Locate every line in the records below that holds the word "LITTLE" and return each one.

[Some records]
══════

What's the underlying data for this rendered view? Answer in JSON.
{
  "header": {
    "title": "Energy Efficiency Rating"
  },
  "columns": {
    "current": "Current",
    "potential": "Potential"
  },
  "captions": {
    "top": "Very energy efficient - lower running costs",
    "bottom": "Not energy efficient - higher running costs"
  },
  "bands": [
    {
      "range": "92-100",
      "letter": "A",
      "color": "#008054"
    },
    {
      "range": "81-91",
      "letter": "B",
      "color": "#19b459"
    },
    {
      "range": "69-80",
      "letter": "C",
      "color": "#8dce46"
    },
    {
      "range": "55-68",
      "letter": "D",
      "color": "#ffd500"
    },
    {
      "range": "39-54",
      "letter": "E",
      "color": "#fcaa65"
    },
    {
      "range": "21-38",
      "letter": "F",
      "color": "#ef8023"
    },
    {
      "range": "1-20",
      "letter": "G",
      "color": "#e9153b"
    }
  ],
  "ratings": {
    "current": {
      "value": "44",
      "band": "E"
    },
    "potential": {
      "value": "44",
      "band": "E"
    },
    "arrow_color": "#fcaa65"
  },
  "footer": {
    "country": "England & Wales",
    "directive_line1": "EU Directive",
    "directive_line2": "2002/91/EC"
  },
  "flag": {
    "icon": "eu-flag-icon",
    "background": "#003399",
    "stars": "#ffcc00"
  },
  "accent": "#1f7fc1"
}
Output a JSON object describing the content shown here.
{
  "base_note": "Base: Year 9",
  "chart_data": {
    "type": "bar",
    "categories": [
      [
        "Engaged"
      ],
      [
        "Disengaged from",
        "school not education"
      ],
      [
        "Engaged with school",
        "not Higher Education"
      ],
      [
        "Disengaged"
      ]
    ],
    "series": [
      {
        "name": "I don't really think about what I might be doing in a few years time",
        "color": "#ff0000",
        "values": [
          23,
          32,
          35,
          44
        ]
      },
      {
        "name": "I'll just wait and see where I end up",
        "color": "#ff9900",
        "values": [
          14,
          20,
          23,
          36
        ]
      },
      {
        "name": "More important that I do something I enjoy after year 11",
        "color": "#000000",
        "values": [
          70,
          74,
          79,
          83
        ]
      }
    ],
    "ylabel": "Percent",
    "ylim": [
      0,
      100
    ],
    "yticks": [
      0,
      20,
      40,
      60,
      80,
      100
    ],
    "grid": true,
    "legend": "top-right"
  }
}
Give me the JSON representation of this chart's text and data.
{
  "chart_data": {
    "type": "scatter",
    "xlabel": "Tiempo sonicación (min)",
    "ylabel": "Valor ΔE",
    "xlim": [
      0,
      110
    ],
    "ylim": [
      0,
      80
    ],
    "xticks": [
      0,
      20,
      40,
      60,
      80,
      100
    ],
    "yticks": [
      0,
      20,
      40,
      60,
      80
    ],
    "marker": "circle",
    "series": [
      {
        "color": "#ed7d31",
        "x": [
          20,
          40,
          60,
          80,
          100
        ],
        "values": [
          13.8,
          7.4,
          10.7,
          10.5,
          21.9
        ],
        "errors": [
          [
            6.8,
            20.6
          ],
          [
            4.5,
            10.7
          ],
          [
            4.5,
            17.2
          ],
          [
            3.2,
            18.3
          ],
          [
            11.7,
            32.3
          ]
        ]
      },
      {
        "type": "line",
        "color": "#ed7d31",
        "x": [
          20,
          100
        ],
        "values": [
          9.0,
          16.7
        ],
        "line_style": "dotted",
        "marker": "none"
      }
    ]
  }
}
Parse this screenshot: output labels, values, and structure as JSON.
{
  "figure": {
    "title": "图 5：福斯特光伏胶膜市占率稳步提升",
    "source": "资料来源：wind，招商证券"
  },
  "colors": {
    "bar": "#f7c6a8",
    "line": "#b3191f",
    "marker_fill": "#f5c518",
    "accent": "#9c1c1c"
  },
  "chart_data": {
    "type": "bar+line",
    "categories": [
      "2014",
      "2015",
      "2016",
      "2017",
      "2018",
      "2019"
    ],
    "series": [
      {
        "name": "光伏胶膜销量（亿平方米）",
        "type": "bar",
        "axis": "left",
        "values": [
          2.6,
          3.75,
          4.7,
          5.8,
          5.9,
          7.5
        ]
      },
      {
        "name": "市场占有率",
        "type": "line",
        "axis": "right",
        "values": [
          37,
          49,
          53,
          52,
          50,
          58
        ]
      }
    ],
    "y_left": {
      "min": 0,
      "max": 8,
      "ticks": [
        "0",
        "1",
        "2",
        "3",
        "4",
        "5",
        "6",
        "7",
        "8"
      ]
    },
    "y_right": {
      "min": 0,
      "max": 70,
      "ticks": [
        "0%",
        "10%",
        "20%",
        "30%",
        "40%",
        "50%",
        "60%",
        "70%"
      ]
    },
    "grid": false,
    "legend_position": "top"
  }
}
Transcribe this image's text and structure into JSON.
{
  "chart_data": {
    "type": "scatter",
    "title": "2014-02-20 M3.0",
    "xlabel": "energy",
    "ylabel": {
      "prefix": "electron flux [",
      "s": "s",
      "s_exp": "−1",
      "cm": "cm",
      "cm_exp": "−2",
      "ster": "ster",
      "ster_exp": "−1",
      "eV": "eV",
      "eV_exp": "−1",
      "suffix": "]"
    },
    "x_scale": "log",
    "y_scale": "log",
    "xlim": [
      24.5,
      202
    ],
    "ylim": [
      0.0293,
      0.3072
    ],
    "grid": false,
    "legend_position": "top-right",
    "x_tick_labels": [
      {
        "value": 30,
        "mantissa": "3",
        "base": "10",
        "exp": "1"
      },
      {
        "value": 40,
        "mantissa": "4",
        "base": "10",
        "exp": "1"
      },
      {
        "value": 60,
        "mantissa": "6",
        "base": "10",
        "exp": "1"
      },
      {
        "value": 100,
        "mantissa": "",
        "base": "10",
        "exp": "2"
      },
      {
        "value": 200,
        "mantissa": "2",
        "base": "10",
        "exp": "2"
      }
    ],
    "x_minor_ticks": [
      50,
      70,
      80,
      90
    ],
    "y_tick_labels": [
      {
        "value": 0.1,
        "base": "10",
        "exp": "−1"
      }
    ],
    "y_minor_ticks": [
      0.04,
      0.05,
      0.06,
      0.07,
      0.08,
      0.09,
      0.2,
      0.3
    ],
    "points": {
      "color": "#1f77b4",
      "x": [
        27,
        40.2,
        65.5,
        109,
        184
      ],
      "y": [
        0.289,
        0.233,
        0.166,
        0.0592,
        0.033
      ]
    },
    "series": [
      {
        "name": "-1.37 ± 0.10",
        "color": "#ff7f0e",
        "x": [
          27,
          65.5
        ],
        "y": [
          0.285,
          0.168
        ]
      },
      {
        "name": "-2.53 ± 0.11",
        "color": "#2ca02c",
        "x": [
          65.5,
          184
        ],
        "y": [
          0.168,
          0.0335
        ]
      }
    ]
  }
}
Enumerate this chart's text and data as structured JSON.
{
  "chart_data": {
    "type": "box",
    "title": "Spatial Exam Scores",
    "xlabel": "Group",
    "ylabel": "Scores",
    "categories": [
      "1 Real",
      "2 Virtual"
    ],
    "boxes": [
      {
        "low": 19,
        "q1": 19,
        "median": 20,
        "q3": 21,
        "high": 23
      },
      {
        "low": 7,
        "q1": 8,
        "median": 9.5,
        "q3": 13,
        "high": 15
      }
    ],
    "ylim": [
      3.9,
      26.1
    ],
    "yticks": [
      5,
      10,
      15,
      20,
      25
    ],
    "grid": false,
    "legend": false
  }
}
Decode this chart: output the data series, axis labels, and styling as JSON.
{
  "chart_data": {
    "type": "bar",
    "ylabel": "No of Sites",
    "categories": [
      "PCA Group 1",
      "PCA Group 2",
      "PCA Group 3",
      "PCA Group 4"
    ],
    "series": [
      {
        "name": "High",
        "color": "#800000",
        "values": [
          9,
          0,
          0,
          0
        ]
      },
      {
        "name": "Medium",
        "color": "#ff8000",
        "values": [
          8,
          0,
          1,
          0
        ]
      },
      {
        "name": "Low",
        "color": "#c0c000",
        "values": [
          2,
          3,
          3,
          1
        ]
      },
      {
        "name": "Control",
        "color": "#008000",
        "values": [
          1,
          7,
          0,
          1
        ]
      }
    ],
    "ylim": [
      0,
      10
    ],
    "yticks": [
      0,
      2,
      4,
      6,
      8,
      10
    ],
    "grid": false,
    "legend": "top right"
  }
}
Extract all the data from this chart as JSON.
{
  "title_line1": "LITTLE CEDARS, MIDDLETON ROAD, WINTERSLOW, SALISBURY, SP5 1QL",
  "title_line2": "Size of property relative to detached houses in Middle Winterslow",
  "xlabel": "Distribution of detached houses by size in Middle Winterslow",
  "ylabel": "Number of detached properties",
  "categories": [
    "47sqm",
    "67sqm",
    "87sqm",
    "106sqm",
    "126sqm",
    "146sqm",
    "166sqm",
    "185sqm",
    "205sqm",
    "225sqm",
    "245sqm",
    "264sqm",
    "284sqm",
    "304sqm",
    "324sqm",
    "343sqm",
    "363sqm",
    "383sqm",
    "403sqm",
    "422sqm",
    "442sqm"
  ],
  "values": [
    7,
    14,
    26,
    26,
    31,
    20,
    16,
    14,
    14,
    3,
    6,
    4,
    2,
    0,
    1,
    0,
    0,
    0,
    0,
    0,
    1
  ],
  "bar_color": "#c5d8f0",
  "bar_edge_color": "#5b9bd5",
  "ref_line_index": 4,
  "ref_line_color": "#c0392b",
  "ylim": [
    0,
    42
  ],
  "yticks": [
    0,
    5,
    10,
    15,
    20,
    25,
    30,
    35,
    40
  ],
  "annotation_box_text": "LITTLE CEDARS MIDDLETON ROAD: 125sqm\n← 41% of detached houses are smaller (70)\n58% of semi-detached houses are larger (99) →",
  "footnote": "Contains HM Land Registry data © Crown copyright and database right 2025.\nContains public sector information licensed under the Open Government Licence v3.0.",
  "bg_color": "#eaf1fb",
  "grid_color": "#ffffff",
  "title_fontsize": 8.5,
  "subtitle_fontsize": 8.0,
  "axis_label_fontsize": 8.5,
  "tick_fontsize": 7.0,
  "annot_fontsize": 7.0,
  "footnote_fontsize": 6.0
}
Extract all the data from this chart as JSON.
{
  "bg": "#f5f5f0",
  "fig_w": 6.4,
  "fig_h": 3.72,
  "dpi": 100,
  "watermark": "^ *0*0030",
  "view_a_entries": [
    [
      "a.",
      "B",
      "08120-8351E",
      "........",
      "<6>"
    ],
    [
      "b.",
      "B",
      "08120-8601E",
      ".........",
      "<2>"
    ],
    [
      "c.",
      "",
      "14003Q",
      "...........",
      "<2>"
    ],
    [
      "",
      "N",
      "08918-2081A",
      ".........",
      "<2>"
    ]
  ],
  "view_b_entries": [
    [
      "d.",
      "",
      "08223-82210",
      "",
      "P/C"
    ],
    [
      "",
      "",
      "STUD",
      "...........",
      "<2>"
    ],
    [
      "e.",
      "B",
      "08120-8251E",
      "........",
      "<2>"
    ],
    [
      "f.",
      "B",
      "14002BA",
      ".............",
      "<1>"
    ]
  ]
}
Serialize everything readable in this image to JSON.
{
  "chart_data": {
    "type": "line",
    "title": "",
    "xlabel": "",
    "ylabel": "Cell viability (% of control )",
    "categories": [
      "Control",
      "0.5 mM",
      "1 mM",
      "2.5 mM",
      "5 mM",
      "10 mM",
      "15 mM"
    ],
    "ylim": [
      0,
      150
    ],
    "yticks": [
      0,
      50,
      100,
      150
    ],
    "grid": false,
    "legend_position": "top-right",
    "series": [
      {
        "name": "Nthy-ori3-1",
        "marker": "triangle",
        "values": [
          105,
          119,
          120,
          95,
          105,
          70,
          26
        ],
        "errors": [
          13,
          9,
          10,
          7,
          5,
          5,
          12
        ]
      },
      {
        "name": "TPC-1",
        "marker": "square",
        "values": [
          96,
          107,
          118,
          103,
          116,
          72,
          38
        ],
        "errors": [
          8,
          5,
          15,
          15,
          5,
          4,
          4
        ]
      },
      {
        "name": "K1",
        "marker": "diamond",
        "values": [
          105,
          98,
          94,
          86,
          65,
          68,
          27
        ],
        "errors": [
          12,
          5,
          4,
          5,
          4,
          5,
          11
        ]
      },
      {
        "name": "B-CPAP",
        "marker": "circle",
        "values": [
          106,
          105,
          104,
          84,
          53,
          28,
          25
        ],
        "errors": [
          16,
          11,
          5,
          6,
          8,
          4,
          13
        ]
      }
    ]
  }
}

══════

ANSWER FOR THIS EXERCISE ▸
  "title_line1": "LITTLE CEDARS, MIDDLETON ROAD, WINTERSLOW, SALISBURY, SP5 1QL",
  "annotation_box_text": "LITTLE CEDARS MIDDLETON ROAD: 125sqm\n← 41% of detached houses are smaller (70)\n58% of semi-detached houses are larger (99) →",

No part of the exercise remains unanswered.